• Parts of the exercise:
A) Answer these questions from the BigQuery code review excerpt:
(i) Which pull request number does the comment belong to?
(ii) Which file path does the reviewed code come from?
(iii) What exception does the validate method raise when self.method does not equal the method passed in?
B) List every parameter of the WriteResult __init__ method in the BigQuery code review excerpt, leaving out self.
C) Carry on the BigQuery code review excerpt from where it stops.

::: Page extract :::

Posted by GitBox <gi...@apache.org>.
pabloem commented on code in PR #21872:
URL: https://github.com/apache/beam/pull/21872#discussion_r907642663


##########
sdks/python/apache_beam/io/gcp/bigquery.py:
##########
@@ -1494,6 +1544,112 @@ def writer(self, test_bigquery_client=None, buffer_size=None):
         buffer_size=buffer_size)
 
 
+class WriteResult:
+  """The result of a WriteToBigQuery transform.
+  """
+  def __init__(
+      self,
+      method=None,
+      destination_load_jobid_pairs=None,
+      destination_file_pairs=None,
+      destination_copy_jobid_pairs=None,
+      failed_rows=None,
+      failed_rows_with_errors=None):
+
+    self.method: str = method
+    self._destination_load_jobid_pairs: PCollection = destination_load_jobid_pairs
+    self._destination_file_pairs: PCollection = destination_file_pairs
+    self._destination_copy_jobid_pairs: PCollection = destination_copy_jobid_pairs
+    self._failed_rows: PCollection = failed_rows
+    self._failed_rows_with_errors: PCollection = failed_rows_with_errors
+
+    from apache_beam.io.gcp.bigquery_file_loads import BigQueryBatchFileLoads
+    self.attributes = {
+        BigQueryWriteFn.FAILED_ROWS: WriteResult.failed_rows,
+        BigQueryWriteFn.FAILED_ROWS_WITH_ERRORS: WriteResult.
+        failed_rows_with_errors,
+        BigQueryBatchFileLoads.DESTINATION_JOBID_PAIRS: WriteResult.
+        destination_load_jobid_pairs,
+        BigQueryBatchFileLoads.DESTINATION_FILE_PAIRS: WriteResult.
+        destination_file_pairs,
+        BigQueryBatchFileLoads.DESTINATION_COPY_JOBID_PAIRS: WriteResult.
+        destination_copy_jobid_pairs,
+    }
+
+  def validate(self, method, attribute):
+    if self.method != method:
+      raise AttributeError(
+          f'Cannot get {attribute} because it is not produced '
+          f'by {self.method} write method. Note: only {method} '
+          'produces this attribute.')

::: Extracted entries :::

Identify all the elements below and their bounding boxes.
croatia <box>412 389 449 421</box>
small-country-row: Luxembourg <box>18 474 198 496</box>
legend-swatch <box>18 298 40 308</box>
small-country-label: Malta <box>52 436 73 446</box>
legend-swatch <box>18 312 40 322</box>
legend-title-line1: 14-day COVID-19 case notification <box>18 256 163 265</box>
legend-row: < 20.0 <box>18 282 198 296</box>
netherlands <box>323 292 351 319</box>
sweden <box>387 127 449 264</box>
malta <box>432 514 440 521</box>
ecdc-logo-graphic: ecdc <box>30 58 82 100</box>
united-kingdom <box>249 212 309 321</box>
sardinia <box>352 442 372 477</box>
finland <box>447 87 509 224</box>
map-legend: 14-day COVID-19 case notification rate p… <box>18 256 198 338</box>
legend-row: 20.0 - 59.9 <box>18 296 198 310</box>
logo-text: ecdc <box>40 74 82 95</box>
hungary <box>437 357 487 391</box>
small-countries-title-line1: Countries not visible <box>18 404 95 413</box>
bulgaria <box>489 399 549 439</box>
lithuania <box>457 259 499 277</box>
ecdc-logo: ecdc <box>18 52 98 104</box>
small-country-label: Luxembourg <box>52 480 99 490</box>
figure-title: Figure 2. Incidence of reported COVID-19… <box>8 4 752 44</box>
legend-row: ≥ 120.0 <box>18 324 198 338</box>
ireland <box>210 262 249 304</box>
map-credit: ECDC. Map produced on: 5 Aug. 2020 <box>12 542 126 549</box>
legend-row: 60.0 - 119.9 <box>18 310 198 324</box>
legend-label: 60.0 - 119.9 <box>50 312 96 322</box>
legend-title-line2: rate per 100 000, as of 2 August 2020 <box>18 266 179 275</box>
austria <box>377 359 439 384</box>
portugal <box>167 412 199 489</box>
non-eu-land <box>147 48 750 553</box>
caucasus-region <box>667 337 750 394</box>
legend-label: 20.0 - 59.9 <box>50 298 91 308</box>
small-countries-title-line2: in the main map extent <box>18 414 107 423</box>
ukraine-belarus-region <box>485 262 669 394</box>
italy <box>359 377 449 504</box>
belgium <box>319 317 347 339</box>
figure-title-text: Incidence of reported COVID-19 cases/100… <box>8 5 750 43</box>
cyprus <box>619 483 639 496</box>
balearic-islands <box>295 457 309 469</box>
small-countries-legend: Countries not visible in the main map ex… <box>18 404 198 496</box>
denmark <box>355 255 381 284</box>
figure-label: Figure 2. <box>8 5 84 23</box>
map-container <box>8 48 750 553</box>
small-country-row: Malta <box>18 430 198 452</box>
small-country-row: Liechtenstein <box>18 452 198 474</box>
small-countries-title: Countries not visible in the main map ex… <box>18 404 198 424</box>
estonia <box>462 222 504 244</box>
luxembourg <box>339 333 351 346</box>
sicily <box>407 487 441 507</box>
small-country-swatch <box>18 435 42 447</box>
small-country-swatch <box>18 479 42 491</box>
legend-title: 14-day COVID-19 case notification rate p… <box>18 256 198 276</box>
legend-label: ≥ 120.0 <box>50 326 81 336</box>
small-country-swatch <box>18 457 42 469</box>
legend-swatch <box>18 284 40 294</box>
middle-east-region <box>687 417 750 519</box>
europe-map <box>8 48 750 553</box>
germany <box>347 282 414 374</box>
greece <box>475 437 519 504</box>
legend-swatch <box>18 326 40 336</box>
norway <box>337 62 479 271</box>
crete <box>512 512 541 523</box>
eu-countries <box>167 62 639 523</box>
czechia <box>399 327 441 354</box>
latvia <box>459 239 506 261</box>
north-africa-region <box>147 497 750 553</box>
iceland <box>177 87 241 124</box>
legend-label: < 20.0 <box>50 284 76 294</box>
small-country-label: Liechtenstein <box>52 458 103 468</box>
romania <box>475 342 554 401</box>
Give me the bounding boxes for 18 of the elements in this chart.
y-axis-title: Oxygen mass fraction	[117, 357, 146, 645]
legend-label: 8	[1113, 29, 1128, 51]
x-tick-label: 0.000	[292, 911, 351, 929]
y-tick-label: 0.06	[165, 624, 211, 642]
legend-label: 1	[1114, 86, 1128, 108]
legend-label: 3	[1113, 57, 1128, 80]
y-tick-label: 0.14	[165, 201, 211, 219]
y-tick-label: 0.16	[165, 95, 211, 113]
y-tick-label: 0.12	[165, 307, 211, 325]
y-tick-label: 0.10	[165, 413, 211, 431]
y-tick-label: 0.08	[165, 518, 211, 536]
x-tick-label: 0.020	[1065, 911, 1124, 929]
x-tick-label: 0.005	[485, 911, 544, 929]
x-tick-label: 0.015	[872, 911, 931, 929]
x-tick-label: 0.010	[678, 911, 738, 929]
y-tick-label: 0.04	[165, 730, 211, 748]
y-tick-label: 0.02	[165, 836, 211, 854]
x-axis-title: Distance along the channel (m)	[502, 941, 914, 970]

:::

• Results:
A)
(i) #21872
(ii) sdks/python/apache_beam/io/gcp/bigquery.py
(iii) AttributeError

B) method, destination_load_jobid_pairs, destination_file_pairs, destination_copy_jobid_pairs, failed_rows, failed_rows_with_errors

C)
+
+  @property
+  def destination_load_jobid_pairs(self):
+    """A ``FILE_LOADS`` method attribute
+
+    Returns: A PCollection of the table destinations that were successfully
+      loaded to using the batch load API, along with the load job IDs.
+
+    Raises: AttributeError: if accessed with a write method besides ``FILE_LOADS``."""
+    self.validate('FILE_LOADS', 'DESTINATION_JOBID_PAIRS')
+
+    return self._destination_load_jobid_pairs
+
+  @property
+  def destination_file_pairs(self):
+    """A ``FILE_LOADS`` method attribute
+
+    Returns: A PCollection of the table destinations along with the
+      temp files used as sources to load from.
+
+    Raises: AttributeError: if accessed with a write method besides ``FILE_LOADS``."""
+    self.validate('FILE_LOADS', 'DESTINATION_FILE_PAIRS')
+
+    return self._destination_file_pairs
+
+  @property
+  def destination_copy_jobid_pairs(self):
+    """A ``FILE_LOADS`` method attribute
+
+    Returns: A PCollection of the table destinations that were successfully
+      copied to, along with the copy job ID.
+
+    Raises: AttributeError: if accessed with a write method besides ``FILE_LOADS``."""
+    self.validate('FILE_LOADS', 'DESTINATION_COPY_JOBID_PAIRS')
+
+    return self._destination_copy_jobid_pairs
+
+  @property
+  def failed_rows(self):
+    """A ``STREAMING_INSERTS`` method attribute
+
+    Returns: A PCollection of rows that failed when inserting to BigQuery.
+
+    Raises: AttributeError: if accessed with a write method besides ``STREAMING_INSERTS``."""
+    self.validate('STREAMING_INSERTS', 'FAILED_ROWS')
+
+    return self._failed_rows
+
+  @property
+  def failed_rows_with_errors(self):

Review Comment:
   Please also add the return types for these methods, since Python may not be able to infer them from the type annotations on the attributes (i.e. `-> PCollection[...]`)



##########
sdks/python/apache_beam/io/gcp/bigquery.py:
##########
@@ -235,6 +235,54 @@ def compute_table_name(row):
 [2] https://cloud.google.com/bigquery/docs/reference/rest/v2/tables/insert
 [3] https://cloud.google.com/bigquery/docs/reference/rest/v2/tables#resource
 
+Output of the WriteToBigQuery transform
+---------------------------------------
+
+Writing to BigQuery returns a WriteResult object that includes metadata
+relating to the write you configured. This data can be used in later steps
+in your pipeline:::
+
+  schema = {'fields': [
+      {'name': 'column', 'type': 'STRING', 'mode': 'NULLABLE'}]}
+
+  error_schema = {'fields': [
+      {'name': 'destination', 'type': 'STRING', 'mode': 'NULLABLE'},
+      {'name': 'row', 'type': 'STRING', 'mode': 'NULLABLE'},
+      {'name': 'error_message', 'type': 'STRING', 'mode': 'NULLABLE'}]}
+
+  with Pipeline() as p:
+    result = (p
+      | 'Create Columns' >> beam.Create([
+              {'column': 'value'},
+              {'bad_column': 'bad_value'}
+            ])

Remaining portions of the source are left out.